**Goal**
Each entry must be reproduced precisely as it stands.

start

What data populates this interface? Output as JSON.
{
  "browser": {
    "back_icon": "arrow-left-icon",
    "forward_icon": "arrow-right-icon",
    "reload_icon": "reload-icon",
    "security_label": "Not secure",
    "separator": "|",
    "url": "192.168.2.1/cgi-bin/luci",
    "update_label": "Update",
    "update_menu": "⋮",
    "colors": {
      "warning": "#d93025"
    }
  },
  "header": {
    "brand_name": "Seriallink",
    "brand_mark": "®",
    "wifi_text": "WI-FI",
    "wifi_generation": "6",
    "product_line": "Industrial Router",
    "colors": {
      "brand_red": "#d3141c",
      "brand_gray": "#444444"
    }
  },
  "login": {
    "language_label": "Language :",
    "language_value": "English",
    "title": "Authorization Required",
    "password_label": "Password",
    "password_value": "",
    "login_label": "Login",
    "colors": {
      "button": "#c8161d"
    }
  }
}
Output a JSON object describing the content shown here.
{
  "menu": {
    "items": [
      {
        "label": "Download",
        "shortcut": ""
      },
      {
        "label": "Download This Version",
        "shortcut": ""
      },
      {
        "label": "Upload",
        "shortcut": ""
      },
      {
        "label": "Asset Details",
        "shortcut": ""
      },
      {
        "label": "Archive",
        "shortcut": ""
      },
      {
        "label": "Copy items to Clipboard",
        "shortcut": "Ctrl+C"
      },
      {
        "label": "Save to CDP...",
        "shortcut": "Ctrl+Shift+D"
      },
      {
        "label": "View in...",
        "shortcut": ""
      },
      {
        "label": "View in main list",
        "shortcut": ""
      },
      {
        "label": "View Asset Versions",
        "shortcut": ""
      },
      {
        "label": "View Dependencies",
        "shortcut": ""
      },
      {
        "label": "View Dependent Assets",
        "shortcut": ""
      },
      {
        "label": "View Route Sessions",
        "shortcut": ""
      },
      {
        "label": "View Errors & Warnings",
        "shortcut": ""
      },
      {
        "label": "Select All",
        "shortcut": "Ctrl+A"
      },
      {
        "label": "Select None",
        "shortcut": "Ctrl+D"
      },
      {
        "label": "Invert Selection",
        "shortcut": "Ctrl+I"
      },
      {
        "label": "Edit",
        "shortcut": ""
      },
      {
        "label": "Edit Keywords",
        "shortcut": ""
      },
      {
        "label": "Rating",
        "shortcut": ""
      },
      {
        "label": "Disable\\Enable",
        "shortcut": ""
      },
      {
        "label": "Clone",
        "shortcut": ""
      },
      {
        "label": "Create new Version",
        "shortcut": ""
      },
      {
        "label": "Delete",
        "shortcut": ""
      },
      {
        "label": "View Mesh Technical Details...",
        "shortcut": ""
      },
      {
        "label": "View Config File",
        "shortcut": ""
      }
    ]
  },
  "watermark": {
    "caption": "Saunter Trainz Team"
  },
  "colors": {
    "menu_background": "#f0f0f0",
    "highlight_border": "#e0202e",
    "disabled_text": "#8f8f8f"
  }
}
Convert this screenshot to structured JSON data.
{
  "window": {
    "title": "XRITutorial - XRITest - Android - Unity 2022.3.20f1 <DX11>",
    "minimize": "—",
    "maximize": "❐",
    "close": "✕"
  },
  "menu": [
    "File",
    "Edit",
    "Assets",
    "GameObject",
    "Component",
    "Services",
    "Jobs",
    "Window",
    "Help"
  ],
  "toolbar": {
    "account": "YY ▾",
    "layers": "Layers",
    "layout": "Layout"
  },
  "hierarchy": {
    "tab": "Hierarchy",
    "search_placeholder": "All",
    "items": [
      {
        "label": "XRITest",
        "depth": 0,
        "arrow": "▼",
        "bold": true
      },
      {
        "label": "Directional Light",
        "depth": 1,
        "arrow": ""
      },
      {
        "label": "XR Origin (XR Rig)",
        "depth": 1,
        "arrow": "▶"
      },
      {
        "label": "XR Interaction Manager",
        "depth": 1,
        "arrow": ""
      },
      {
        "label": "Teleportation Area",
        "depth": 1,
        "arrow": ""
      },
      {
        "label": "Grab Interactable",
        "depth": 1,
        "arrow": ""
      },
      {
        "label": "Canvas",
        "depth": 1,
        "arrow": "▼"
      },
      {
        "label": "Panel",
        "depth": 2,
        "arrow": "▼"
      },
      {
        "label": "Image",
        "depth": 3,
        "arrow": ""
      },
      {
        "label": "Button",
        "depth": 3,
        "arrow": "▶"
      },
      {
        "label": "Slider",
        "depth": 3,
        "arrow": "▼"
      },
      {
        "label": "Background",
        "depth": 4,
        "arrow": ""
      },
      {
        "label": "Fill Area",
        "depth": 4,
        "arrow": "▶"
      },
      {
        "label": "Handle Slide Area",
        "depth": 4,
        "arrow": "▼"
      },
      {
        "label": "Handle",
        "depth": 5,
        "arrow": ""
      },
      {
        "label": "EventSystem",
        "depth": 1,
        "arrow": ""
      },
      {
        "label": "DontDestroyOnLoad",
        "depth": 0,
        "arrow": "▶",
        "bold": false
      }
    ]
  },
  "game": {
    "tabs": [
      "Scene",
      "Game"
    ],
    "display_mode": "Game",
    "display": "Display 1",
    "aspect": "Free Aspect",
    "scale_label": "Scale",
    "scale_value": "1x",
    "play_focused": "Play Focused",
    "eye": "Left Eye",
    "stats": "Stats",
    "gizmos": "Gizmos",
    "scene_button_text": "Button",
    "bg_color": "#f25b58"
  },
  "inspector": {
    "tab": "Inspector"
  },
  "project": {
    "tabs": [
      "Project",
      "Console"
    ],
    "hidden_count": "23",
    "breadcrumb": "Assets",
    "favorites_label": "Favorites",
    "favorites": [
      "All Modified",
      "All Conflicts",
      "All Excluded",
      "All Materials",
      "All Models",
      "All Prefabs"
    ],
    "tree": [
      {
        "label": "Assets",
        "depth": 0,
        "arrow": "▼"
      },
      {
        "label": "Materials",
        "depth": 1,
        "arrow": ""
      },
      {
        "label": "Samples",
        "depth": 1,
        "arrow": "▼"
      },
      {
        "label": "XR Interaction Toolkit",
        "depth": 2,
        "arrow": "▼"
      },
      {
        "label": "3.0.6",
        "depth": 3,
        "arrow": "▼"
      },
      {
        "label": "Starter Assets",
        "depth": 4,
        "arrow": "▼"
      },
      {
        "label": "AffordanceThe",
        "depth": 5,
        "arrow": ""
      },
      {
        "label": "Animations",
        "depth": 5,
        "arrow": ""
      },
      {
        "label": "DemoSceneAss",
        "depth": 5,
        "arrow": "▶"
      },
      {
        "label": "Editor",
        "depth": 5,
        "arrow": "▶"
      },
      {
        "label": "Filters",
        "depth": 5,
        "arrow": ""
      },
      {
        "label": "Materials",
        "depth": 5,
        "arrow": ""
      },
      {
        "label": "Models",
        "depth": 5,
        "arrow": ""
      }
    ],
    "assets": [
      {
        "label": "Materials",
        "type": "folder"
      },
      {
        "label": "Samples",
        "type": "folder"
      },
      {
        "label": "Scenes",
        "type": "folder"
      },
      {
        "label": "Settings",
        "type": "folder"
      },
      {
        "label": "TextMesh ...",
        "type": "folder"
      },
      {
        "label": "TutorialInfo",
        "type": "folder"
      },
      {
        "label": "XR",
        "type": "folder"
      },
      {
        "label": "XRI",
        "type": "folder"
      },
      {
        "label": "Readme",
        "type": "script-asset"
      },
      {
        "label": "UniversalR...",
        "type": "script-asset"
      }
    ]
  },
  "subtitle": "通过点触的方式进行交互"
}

end

**Written answer**
What data populates this interface? Output as JSON.
{
  "browser": {
    "back_icon": "arrow-left-icon",
    "forward_icon": "arrow-right-icon",
    "reload_icon": "reload-icon",
    "security_label": "Not secure",
    "separator": "|",
    "url": "192.168.2.1/cgi-bin/luci",
    "update_label": "Update",
    "update_menu": "⋮",
    "colors": {
      "warning": "#d93025"
    }
  },
  "header": {
    "brand_name": "Seriallink",
    "brand_mark": "®",
    "wifi_text": "WI-FI",
    "wifi_generation": "6",
    "product_line": "Industrial Router",
    "colors": {
      "brand_red": "#d3141c",
      "brand_gray": "#444444"
    }
  },
  "login": {
    "language_label": "Language :",
    "language_value": "English",
    "title": "Authorization Required",
    "password_label": "Password",
    "password_value": "",
    "login_label": "Login",
    "colors": {
      "button": "#c8161d"
    }
  }
}
Output a JSON object describing the content shown here.
{
  "menu": {
    "items": [
      {
        "label": "Download",
        "shortcut": ""
      },
      {
        "label": "Download This Version",
        "shortcut": ""
      },
      {
        "label": "Upload",
        "shortcut": ""
      },
      {
        "label": "Asset Details",
        "shortcut": ""
      },
      {
        "label": "Archive",
        "shortcut": ""
      },
      {
        "label": "Copy items to Clipboard",
        "shortcut": "Ctrl+C"
      },
      {
        "label": "Save to CDP...",
        "shortcut": "Ctrl+Shift+D"
      },
      {
        "label": "View in...",
        "shortcut": ""
      },
      {
        "label": "View in main list",
        "shortcut": ""
      },
      {
        "label": "View Asset Versions",
        "shortcut": ""
      },
      {
        "label": "View Dependencies",
        "shortcut": ""
      },
      {
        "label": "View Dependent Assets",
        "shortcut": ""
      },
      {
        "label": "View Route Sessions",
        "shortcut": ""
      },
      {
        "label": "View Errors & Warnings",
        "shortcut": ""
      },
      {
        "label": "Select All",
        "shortcut": "Ctrl+A"
      },
      {
        "label": "Select None",
        "shortcut": "Ctrl+D"
      },
      {
        "label": "Invert Selection",
        "shortcut": "Ctrl+I"
      },
      {
        "label": "Edit",
        "shortcut": ""
      },
      {
        "label": "Edit Keywords",
        "shortcut": ""
      },
      {
        "label": "Rating",
        "shortcut": ""
      },
      {
        "label": "Disable\\Enable",
        "shortcut": ""
      },
      {
        "label": "Clone",
        "shortcut": ""
      },
      {
        "label": "Create new Version",
        "shortcut": ""
      },
      {
        "label": "Delete",
        "shortcut": ""
      },
      {
        "label": "View Mesh Technical Details...",
        "shortcut": ""
      },
      {
        "label": "View Config File",
        "shortcut": ""
      }
    ]
  },
  "watermark": {
    "caption": "Saunter Trainz Team"
  },
  "colors": {
    "menu_background": "#f0f0f0",
    "highlight_border": "#e0202e",
    "disabled_text": "#8f8f8f"
  }
}
Convert this screenshot to structured JSON data.
{
  "window": {
    "title": "XRITutorial - XRITest - Android - Unity 2022.3.20f1 <DX11>",
    "minimize": "—",
    "maximize": "❐",
    "close": "✕"
  },
  "menu": [
    "File",
    "Edit",
    "Assets",
    "GameObject",
    "Component",
    "Services",
    "Jobs",
    "Window",
    "Help"
  ],
  "toolbar": {
    "account": "YY ▾",
    "layers": "Layers",
    "layout": "Layout"
  },
  "hierarchy": {
    "tab": "Hierarchy",
    "search_placeholder": "All",
    "items": [
      {
        "label": "XRITest",
        "depth": 0,
        "arrow": "▼",
        "bold": true
      },
      {
        "label": "Directional Light",
        "depth": 1,
        "arrow": ""
      },
      {
        "label": "XR Origin (XR Rig)",
        "depth": 1,
        "arrow": "▶"
      },
      {
        "label": "XR Interaction Manager",
        "depth": 1,
        "arrow": ""
      },
      {
        "label": "Teleportation Area",
        "depth": 1,
        "arrow": ""
      },
      {
        "label": "Grab Interactable",
        "depth": 1,
        "arrow": ""
      },
      {
        "label": "Canvas",
        "depth": 1,
        "arrow": "▼"
      },
      {
        "label": "Panel",
        "depth": 2,
        "arrow": "▼"
      },
      {
        "label": "Image",
        "depth": 3,
        "arrow": ""
      },
      {
        "label": "Button",
        "depth": 3,
        "arrow": "▶"
      },
      {
        "label": "Slider",
        "depth": 3,
        "arrow": "▼"
      },
      {
        "label": "Background",
        "depth": 4,
        "arrow": ""
      },
      {
        "label": "Fill Area",
        "depth": 4,
        "arrow": "▶"
      },
      {
        "label": "Handle Slide Area",
        "depth": 4,
        "arrow": "▼"
      },
      {
        "label": "Handle",
        "depth": 5,
        "arrow": ""
      },
      {
        "label": "EventSystem",
        "depth": 1,
        "arrow": ""
      },
      {
        "label": "DontDestroyOnLoad",
        "depth": 0,
        "arrow": "▶",
        "bold": false
      }
    ]
  },
  "game": {
    "tabs": [
      "Scene",
      "Game"
    ],
    "display_mode": "Game",
    "display": "Display 1",
    "aspect": "Free Aspect",
    "scale_label": "Scale",
    "scale_value": "1x",
    "play_focused": "Play Focused",
    "eye": "Left Eye",
    "stats": "Stats",
    "gizmos": "Gizmos",
    "scene_button_text": "Button",
    "bg_color": "#f25b58"
  },
  "inspector": {
    "tab": "Inspector"
  },
  "project": {
    "tabs": [
      "Project",
      "Console"
    ],
    "hidden_count": "23",
    "breadcrumb": "Assets",
    "favorites_label": "Favorites",
    "favorites": [
      "All Modified",
      "All Conflicts",
      "All Excluded",
      "All Materials",
      "All Models",
      "All Prefabs"
    ],
    "tree": [
      {
        "label": "Assets",
        "depth": 0,
        "arrow": "▼"
      },
      {
        "label": "Materials",
        "depth": 1,
        "arrow": ""
      },
      {
        "label": "Samples",
        "depth": 1,
        "arrow": "▼"
      },
      {
        "label": "XR Interaction Toolkit",
        "depth": 2,
        "arrow": "▼"
      },
      {
        "label": "3.0.6",
        "depth": 3,
        "arrow": "▼"
      },
      {
        "label": "Starter Assets",
        "depth": 4,
        "arrow": "▼"
      },
      {
        "label": "AffordanceThe",
        "depth": 5,
        "arrow": ""
      },
      {
        "label": "Animations",
        "depth": 5,
        "arrow": ""
      },
      {
        "label": "DemoSceneAss",
        "depth": 5,
        "arrow": "▶"
      },
      {
        "label": "Editor",
        "depth": 5,
        "arrow": "▶"
      },
      {
        "label": "Filters",
        "depth": 5,
        "arrow": ""
      },
      {
        "label": "Materials",
        "depth": 5,
        "arrow": ""
      },
      {
        "label": "Models",
        "depth": 5,
        "arrow": ""
      }
    ],
    "assets": [
      {
        "label": "Materials",
        "type": "folder"
      },
      {
        "label": "Samples",
        "type": "folder"
      },
      {
        "label": "Scenes",
        "type": "folder"
      },
      {
        "label": "Settings",
        "type": "folder"
      },
      {
        "label": "TextMesh ...",
        "type": "folder"
      },
      {
        "label": "TutorialInfo",
        "type": "folder"
      },
      {
        "label": "XR",
        "type": "folder"
      },
      {
        "label": "XRI",
        "type": "folder"
      },
      {
        "label": "Readme",
        "type": "script-asset"
      },
      {
        "label": "UniversalR...",
        "type": "script-asset"
      }
    ]
  },
  "subtitle": "通过点触的方式进行交互"
}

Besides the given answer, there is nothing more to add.